Task details: Could you set down, character for character, the lines in the records below from the line with "x-tick-label: 0 — [502, 776, 508, 788]" to the line with "point — [84, 481, 92, 488]", both of those lines included?

Given records:
[start]

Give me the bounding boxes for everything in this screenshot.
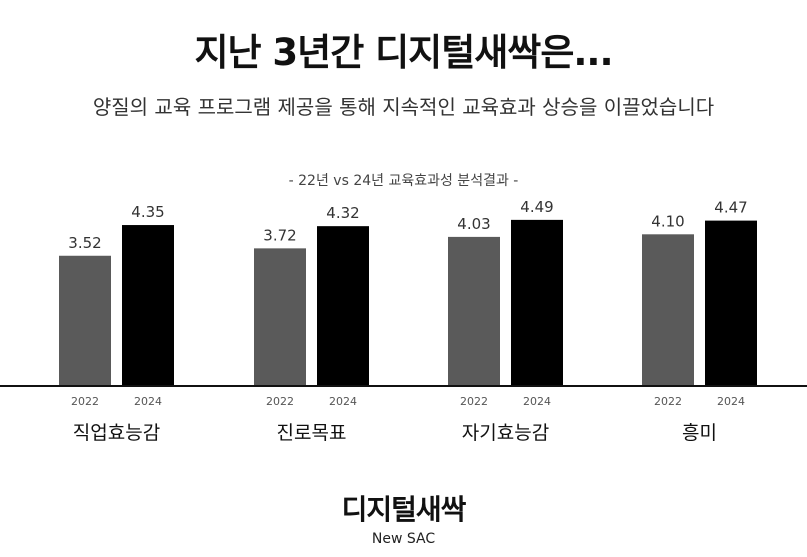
bar-2022-3 [642, 234, 694, 386]
series-tick-label: 2022 [71, 395, 99, 408]
chart-title: - 22년 vs 24년 교육효과성 분석결과 - [288, 173, 519, 189]
category-label: 진로목표 [277, 422, 347, 444]
data-label: 4.35 [131, 203, 164, 221]
data-label: 4.49 [520, 198, 553, 216]
category-label: 직업효능감 [73, 422, 160, 444]
bar-2024-0 [122, 225, 174, 386]
bar-2024-2 [511, 219, 563, 386]
bar-2022-0 [59, 255, 111, 386]
data-label: 4.32 [326, 204, 359, 222]
bar-2024-3 [705, 220, 757, 386]
series-tick-label: 2024 [134, 395, 162, 408]
bar-2022-1 [254, 248, 306, 386]
data-label: 4.47 [714, 199, 747, 217]
data-label: 3.52 [68, 234, 101, 252]
page-title: 지난 3년간 디지털새싹은... [194, 31, 613, 74]
series-tick-label: 2024 [523, 395, 551, 408]
category-label: 자기효능감 [462, 422, 549, 444]
series-tick-label: 2024 [717, 395, 745, 408]
series-tick-label: 2022 [266, 395, 294, 408]
data-label: 4.10 [651, 212, 684, 230]
brand-logo: 디지털새싹 [341, 493, 467, 526]
series-tick-label: 2022 [654, 395, 682, 408]
data-label: 4.03 [457, 215, 490, 233]
bar-2022-2 [448, 236, 500, 386]
bar-2024-1 [317, 226, 369, 386]
series-tick-label: 2024 [329, 395, 357, 408]
series-tick-label: 2022 [460, 395, 488, 408]
category-label: 흥미 [682, 422, 717, 444]
brand-tagline: New SAC [371, 531, 436, 547]
data-label: 3.72 [263, 226, 296, 244]
page-subtitle: 양질의 교육 프로그램 제공을 통해 지속적인 교육효과 상승을 이끌었습니다 [92, 95, 715, 119]
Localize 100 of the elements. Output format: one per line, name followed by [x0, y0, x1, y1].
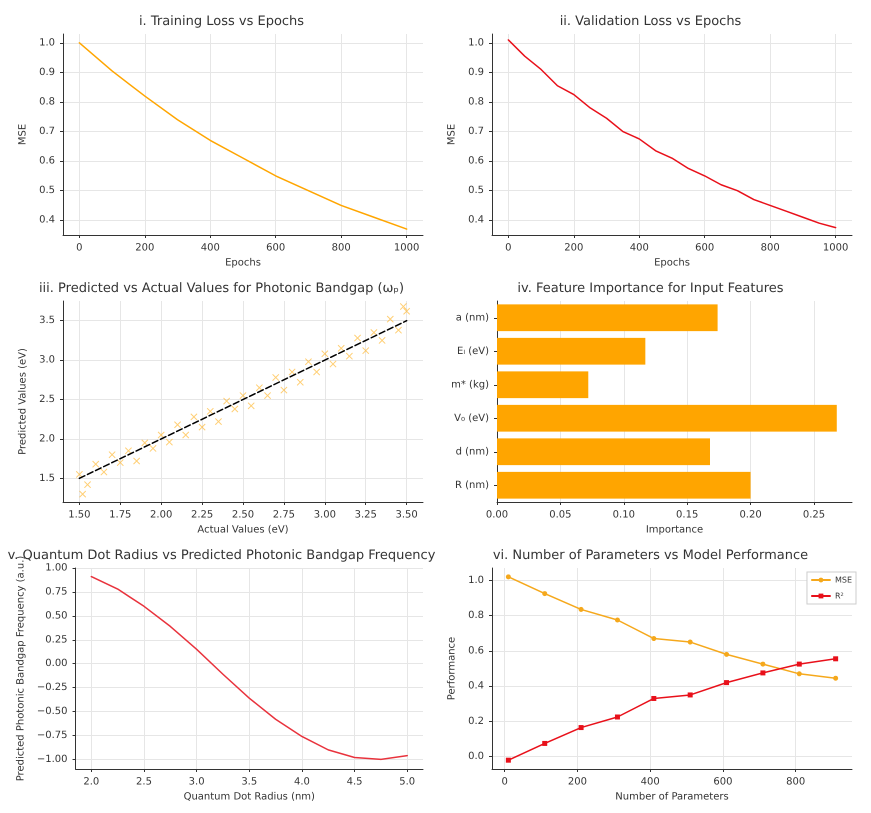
x-tick-label: 0 — [502, 776, 508, 788]
point — [506, 574, 511, 580]
point — [354, 334, 362, 342]
x-tick-label: 2.5 — [136, 776, 152, 788]
x-tick-label: 800 — [760, 242, 780, 254]
y-tick-label: 0.5 — [39, 185, 55, 196]
x-tick-label: 0.15 — [676, 510, 698, 520]
point — [614, 618, 620, 623]
point — [84, 481, 92, 488]
point — [288, 368, 296, 376]
x-tick-label: 3.0 — [188, 776, 205, 788]
point — [116, 459, 124, 466]
y-tick-label: −1.00 — [36, 754, 68, 765]
chart-title: ii. Validation Loss vs Epochs — [560, 14, 742, 29]
x-axis-title: Number of Parameters — [615, 791, 729, 802]
point — [346, 352, 353, 360]
point — [214, 418, 222, 426]
y-axis-title: MSE — [446, 124, 458, 146]
point — [578, 606, 584, 612]
point — [296, 378, 304, 386]
chart-title: iv. Feature Importance for Input Features — [517, 281, 784, 296]
y-axis-title: Performance — [446, 636, 458, 700]
point — [378, 336, 386, 344]
x-axis-title: Epochs — [225, 257, 261, 268]
x-tick-label: 0.10 — [612, 510, 635, 520]
legend-label: MSE — [834, 576, 852, 584]
y-axis-title: MSE — [18, 124, 29, 146]
point — [542, 740, 548, 746]
point — [796, 671, 802, 676]
point — [796, 662, 802, 667]
y-tick-label: Eₗ (eV) — [457, 346, 490, 357]
x-tick-label: 800 — [786, 776, 806, 788]
point — [833, 656, 838, 662]
point — [240, 392, 246, 400]
chart-title: i. Training Loss vs Epochs — [138, 14, 304, 29]
x-tick-label: 4.5 — [346, 776, 363, 788]
bar — [497, 438, 710, 466]
y-tick-label: 0.9 — [468, 66, 484, 78]
x-axis-title: Epochs — [654, 257, 690, 268]
x-tick-label: 2.0 — [83, 776, 100, 788]
point — [248, 402, 255, 410]
x-axis-title: Importance — [646, 524, 704, 536]
point — [400, 303, 407, 310]
y-tick-label: 0.25 — [45, 634, 68, 646]
point — [150, 444, 156, 452]
y-tick-label: 0.4 — [468, 214, 484, 226]
x-tick-label: 0.20 — [739, 510, 762, 520]
point — [760, 670, 766, 676]
y-tick-label: 0.5 — [468, 185, 484, 196]
y-tick-label: −0.25 — [36, 682, 68, 694]
x-tick-label: 2.50 — [232, 510, 254, 520]
point — [370, 329, 378, 336]
x-tick-label: 400 — [630, 242, 649, 254]
point — [280, 386, 288, 394]
bar — [497, 304, 718, 332]
point — [231, 405, 238, 412]
x-tick-label: 3.00 — [314, 510, 336, 520]
y-tick-label: R (nm) — [454, 480, 490, 491]
x-tick-label: 2.25 — [190, 510, 214, 520]
y-tick-label: 2.0 — [39, 433, 55, 444]
y-tick-label: 0.6 — [468, 156, 484, 167]
y-tick-label: 2.5 — [39, 394, 55, 406]
y-tick-label: 0.8 — [39, 96, 55, 108]
x-tick-label: 1.50 — [68, 510, 90, 520]
x-tick-label: 3.5 — [241, 776, 258, 788]
y-tick-label: −0.50 — [36, 706, 68, 718]
x-tick-label: 800 — [332, 242, 351, 254]
point — [108, 451, 116, 458]
point — [256, 384, 263, 392]
y-tick-label: 1.0 — [468, 37, 484, 48]
x-tick-label: 2.00 — [150, 510, 172, 520]
point — [338, 344, 345, 352]
point — [833, 676, 838, 681]
bar — [497, 472, 751, 499]
y-tick-label: 1.0 — [468, 574, 484, 586]
point — [760, 662, 766, 667]
point — [141, 439, 148, 446]
point — [386, 316, 394, 323]
y-tick-label: 0.6 — [468, 645, 484, 656]
y-tick-label: −0.75 — [36, 730, 68, 741]
x-tick-label: 600 — [695, 242, 714, 254]
line-series — [78, 42, 408, 230]
x-axis-title: Actual Values (eV) — [197, 524, 289, 536]
point — [133, 458, 140, 465]
x-tick-label: 200 — [568, 776, 587, 788]
point — [394, 326, 402, 334]
y-tick-label: d (nm) — [456, 446, 490, 458]
x-tick-label: 3.50 — [396, 510, 418, 520]
y-tick-label: 0.7 — [39, 126, 55, 138]
x-tick-label: 3.25 — [354, 510, 377, 520]
y-tick-label: 0.6 — [39, 156, 55, 167]
point — [190, 413, 198, 420]
point — [158, 432, 165, 438]
x-tick-label: 2.75 — [272, 510, 296, 520]
y-tick-label: 0.50 — [45, 610, 68, 622]
x-tick-label: 4.0 — [294, 776, 310, 788]
x-tick-label: 600 — [713, 776, 732, 788]
y-tick-label: 0.2 — [468, 716, 484, 727]
legend-label: R² — [834, 592, 844, 600]
y-tick-label: 3.5 — [39, 315, 55, 326]
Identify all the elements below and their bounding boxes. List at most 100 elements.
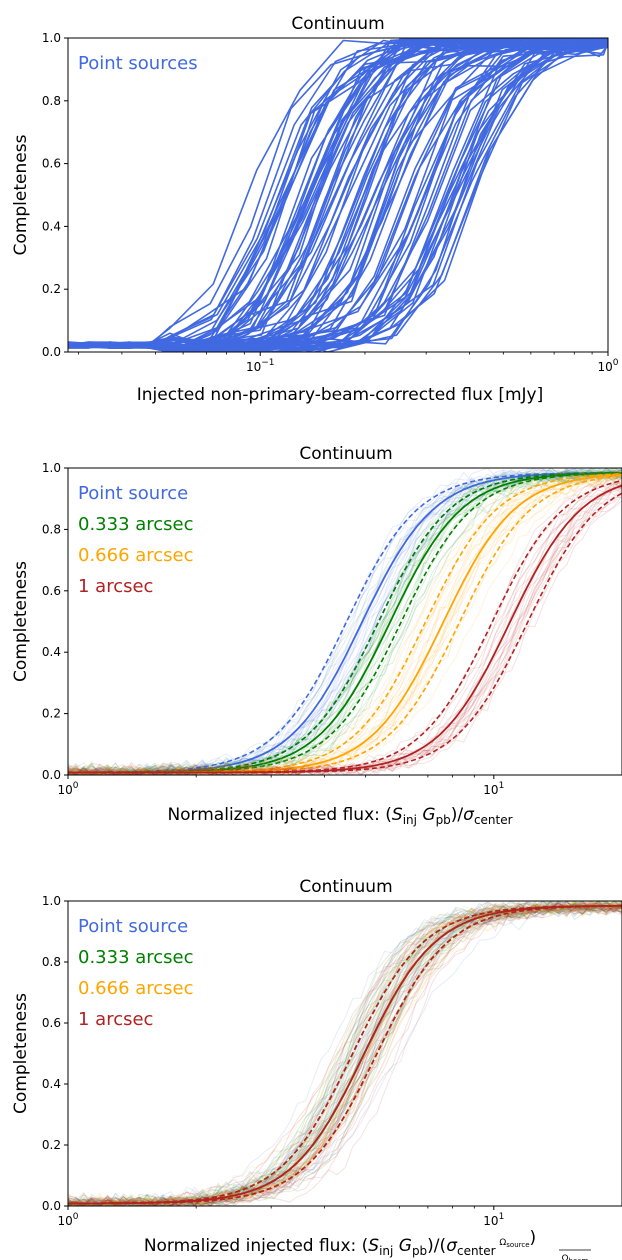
realization-line (68, 903, 622, 1206)
y-tick-label: 0.0 (42, 345, 61, 359)
plot-area (68, 468, 622, 775)
y-tick-label: 0.2 (42, 707, 61, 721)
realization-line (68, 469, 622, 775)
chart-panel-1: 0.0 0.2 0.4 0.6 0.8 1.0 10−1 100 Continuum Comple… (11, 14, 619, 405)
realization-line (68, 901, 622, 1206)
x-tick-label: 100 (57, 781, 78, 797)
realization-line (68, 468, 622, 775)
series-median-line (68, 904, 622, 1205)
axes-frame (67, 37, 609, 353)
y-axis-label: Completeness (11, 134, 31, 255)
legend-entry: 0.333 arcsec (78, 514, 194, 535)
axes-frame (67, 467, 622, 776)
y-tick-label: 0.6 (42, 1016, 61, 1030)
realization-line (68, 470, 622, 775)
realization-line (68, 901, 622, 1206)
realization-line (68, 470, 622, 775)
chart-panel-2: 0.0 0.2 0.4 0.6 0.8 1.0 100 101 Continuum Complet… (11, 444, 622, 827)
realization-line (68, 481, 622, 775)
realization-line (68, 901, 622, 1206)
realization-line (68, 482, 622, 775)
realization-line (68, 468, 622, 775)
legend-entry: 0.666 arcsec (78, 978, 194, 999)
realization-line (68, 901, 622, 1206)
realization-line (68, 903, 622, 1206)
realization-line (68, 901, 622, 1206)
legend-entry: 1 arcsec (78, 1009, 153, 1030)
x-axis-label: Normalized injected flux: (Sinj Gpb)/σce… (167, 805, 512, 827)
realization-line (68, 488, 622, 775)
series-line (68, 45, 608, 352)
realization-line (68, 901, 622, 1206)
realization-line (68, 901, 622, 1206)
y-tick-label: 0.6 (42, 157, 61, 171)
series-line (68, 38, 608, 349)
realization-line (68, 901, 622, 1206)
y-tick-label: 0.6 (42, 584, 61, 598)
chart-title: Continuum (291, 14, 384, 34)
chart-title: Continuum (299, 444, 392, 464)
series-line (68, 38, 608, 348)
x-axis-label: Injected non-primary-beam-corrected flux… (137, 385, 543, 405)
y-tick-label: 1.0 (42, 31, 61, 45)
realization-line (68, 901, 622, 1206)
plot-area (68, 901, 622, 1206)
y-tick-label: 0.4 (42, 645, 61, 659)
realization-line (68, 470, 622, 775)
realization-line (68, 468, 622, 775)
x-tick-label: 100 (597, 358, 618, 374)
y-tick-label: 0.4 (42, 219, 61, 233)
realization-line (68, 903, 622, 1206)
legend-entry: Point source (78, 483, 188, 504)
chart-panel-3: 0.0 0.2 0.4 0.6 0.8 1.0 100 101 Continuum Complet… (11, 877, 622, 1260)
y-tick-label: 0.0 (42, 768, 61, 782)
realization-line (68, 475, 622, 775)
realization-line (68, 487, 622, 775)
realization-line (68, 901, 622, 1206)
realization-line (68, 475, 622, 775)
realization-line (68, 901, 622, 1206)
realization-line (68, 468, 622, 775)
x-tick-label: 101 (483, 1212, 504, 1228)
y-tick-label: 0.0 (42, 1199, 61, 1213)
axes-frame (67, 900, 622, 1207)
legend-entry: Point source (78, 916, 188, 937)
realization-line (68, 474, 622, 775)
realization-line (68, 901, 622, 1206)
chart-title: Continuum (299, 877, 392, 897)
realization-line (68, 500, 622, 775)
realization-line (68, 901, 622, 1206)
x-tick-label: 101 (483, 781, 504, 797)
realization-line (68, 901, 622, 1206)
legend-entry: 0.666 arcsec (78, 545, 194, 566)
series-median-line (68, 484, 622, 774)
realization-line (68, 903, 622, 1206)
y-axis-label: Completeness (11, 561, 31, 682)
plot-area (68, 38, 608, 352)
realization-line (68, 902, 622, 1206)
x-tick-label: 100 (57, 1212, 78, 1228)
y-tick-label: 0.8 (42, 94, 61, 108)
realization-line (68, 901, 622, 1206)
realization-line (68, 901, 622, 1206)
realization-line (68, 901, 622, 1206)
y-tick-label: 0.8 (42, 955, 61, 969)
legend-entry: 0.333 arcsec (78, 947, 194, 968)
y-axis-label: Completeness (11, 993, 31, 1114)
realization-line (68, 486, 622, 775)
realization-line (68, 472, 622, 775)
realization-line (68, 487, 622, 775)
realization-line (68, 901, 622, 1206)
y-tick-label: 1.0 (42, 461, 61, 475)
realization-line (68, 475, 622, 775)
x-tick-label: 10−1 (246, 358, 275, 374)
realization-line (68, 901, 622, 1206)
legend-entry: Point sources (78, 53, 198, 74)
y-tick-label: 0.2 (42, 1138, 61, 1152)
realization-line (68, 493, 622, 775)
realization-line (68, 901, 622, 1206)
fraction-denominator: Ωbeam (562, 1254, 589, 1260)
y-tick-label: 0.2 (42, 282, 61, 296)
y-tick-label: 1.0 (42, 894, 61, 908)
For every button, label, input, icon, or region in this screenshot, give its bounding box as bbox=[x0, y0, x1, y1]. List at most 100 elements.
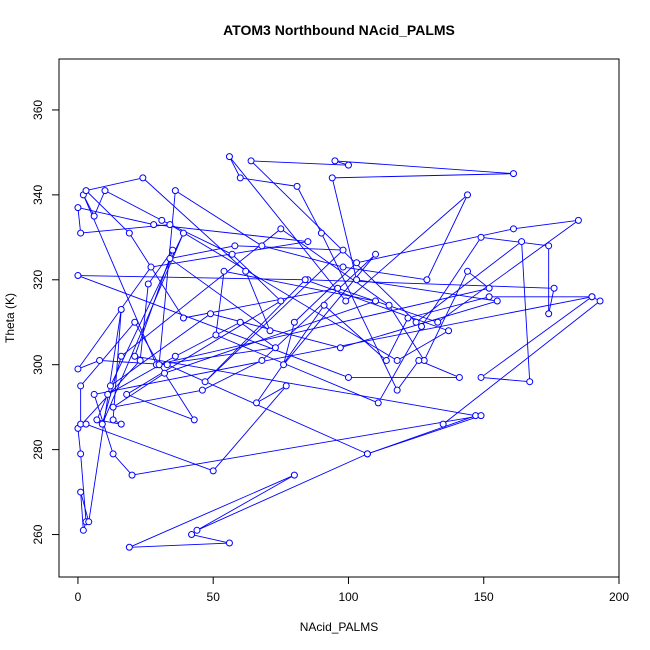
series-segment bbox=[169, 224, 398, 361]
data-point bbox=[85, 518, 93, 526]
data-point bbox=[485, 284, 493, 292]
data-point bbox=[74, 365, 82, 373]
data-point bbox=[363, 450, 371, 458]
data-point bbox=[545, 310, 553, 318]
series-segment bbox=[77, 207, 82, 234]
data-point bbox=[339, 246, 347, 254]
data-point bbox=[77, 382, 85, 390]
series-segment bbox=[261, 253, 376, 361]
data-point bbox=[477, 233, 485, 241]
series-segment bbox=[234, 245, 344, 251]
series-segment bbox=[229, 156, 347, 302]
y-axis: 260 280 300 320 340 360 bbox=[31, 100, 59, 545]
series-segment bbox=[215, 271, 225, 336]
series-segment bbox=[128, 232, 184, 319]
data-point bbox=[493, 297, 501, 305]
data-point bbox=[317, 229, 325, 237]
data-point bbox=[166, 221, 174, 229]
series-segment bbox=[196, 474, 295, 531]
series-segment bbox=[80, 321, 136, 387]
data-point bbox=[117, 306, 125, 314]
series-segment bbox=[196, 453, 368, 531]
series-segment bbox=[156, 287, 490, 366]
series-segment bbox=[175, 190, 263, 247]
data-point bbox=[550, 284, 558, 292]
data-point bbox=[382, 356, 390, 364]
series-segment bbox=[80, 491, 90, 522]
series-segment bbox=[296, 186, 322, 234]
series-segment bbox=[345, 194, 468, 302]
data-point bbox=[228, 250, 236, 258]
series-segment bbox=[283, 254, 376, 365]
data-point bbox=[372, 250, 380, 258]
data-point bbox=[258, 242, 266, 250]
data-point bbox=[334, 284, 342, 292]
data-point bbox=[209, 467, 217, 475]
series-segment bbox=[175, 321, 241, 357]
data-point bbox=[320, 301, 328, 309]
data-point bbox=[131, 318, 139, 326]
data-point bbox=[344, 373, 352, 381]
series-segment bbox=[85, 190, 130, 234]
data-point bbox=[123, 390, 131, 398]
series-segment bbox=[367, 415, 482, 455]
x-tick-label: 0 bbox=[75, 590, 82, 604]
data-point bbox=[169, 246, 177, 254]
data-point bbox=[336, 344, 344, 352]
series-segment bbox=[385, 317, 409, 361]
data-point bbox=[353, 276, 361, 284]
data-point bbox=[201, 378, 209, 386]
series-segment bbox=[96, 419, 122, 425]
series-segment bbox=[113, 389, 203, 408]
series-segment bbox=[332, 173, 514, 179]
data-point bbox=[147, 263, 155, 271]
data-point bbox=[509, 170, 517, 178]
series-segment bbox=[421, 237, 482, 327]
data-point bbox=[131, 352, 139, 360]
series-segment bbox=[356, 228, 514, 264]
data-point bbox=[79, 526, 87, 534]
series-segment bbox=[85, 423, 214, 472]
data-point bbox=[393, 386, 401, 394]
series-segment bbox=[210, 313, 341, 349]
y-tick-label: 360 bbox=[31, 100, 45, 120]
x-tick-label: 150 bbox=[474, 590, 494, 604]
series-segment bbox=[169, 258, 271, 332]
data-point bbox=[90, 212, 98, 220]
data-point bbox=[252, 399, 260, 407]
data-point bbox=[125, 229, 133, 237]
data-point bbox=[509, 225, 517, 233]
series-segment bbox=[407, 296, 490, 319]
series-segment bbox=[480, 376, 530, 383]
data-point bbox=[90, 390, 98, 398]
data-point bbox=[231, 242, 239, 250]
data-point bbox=[155, 361, 163, 369]
data-point bbox=[96, 356, 104, 364]
data-point bbox=[104, 390, 112, 398]
data-point bbox=[179, 229, 187, 237]
data-point bbox=[393, 356, 401, 364]
data-point bbox=[545, 242, 553, 250]
series-segment bbox=[229, 156, 241, 179]
data-point bbox=[280, 361, 288, 369]
series-segment bbox=[129, 542, 230, 548]
series-segment bbox=[294, 262, 357, 323]
y-tick-label: 300 bbox=[31, 354, 45, 374]
data-point bbox=[328, 174, 336, 182]
data-point bbox=[331, 157, 339, 165]
series-segment bbox=[101, 356, 122, 425]
series-segment bbox=[323, 304, 387, 361]
data-point bbox=[423, 276, 431, 284]
y-tick-label: 340 bbox=[31, 185, 45, 205]
series-segment bbox=[356, 279, 498, 302]
series-segment bbox=[245, 271, 271, 331]
data-point bbox=[344, 161, 352, 169]
series-segment bbox=[169, 245, 235, 259]
data-point bbox=[193, 526, 201, 534]
series-segment bbox=[158, 190, 176, 365]
data-point bbox=[93, 416, 101, 424]
series-segment bbox=[377, 326, 422, 404]
series-segment bbox=[191, 534, 230, 544]
series-segment bbox=[80, 492, 84, 531]
series-segment bbox=[101, 232, 184, 425]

[end]

Response to the exercise:
x-tick-label: 0 — [502, 776, 508, 788]
point — [506, 574, 511, 580]
point — [354, 334, 362, 342]
x-tick-label: 2.5 — [136, 776, 152, 788]
x-tick-label: 800 — [760, 242, 780, 254]
y-tick-label: 0.5 — [39, 185, 55, 196]
x-tick-label: 0.15 — [676, 510, 698, 520]
point — [614, 618, 620, 623]
point — [84, 481, 92, 488]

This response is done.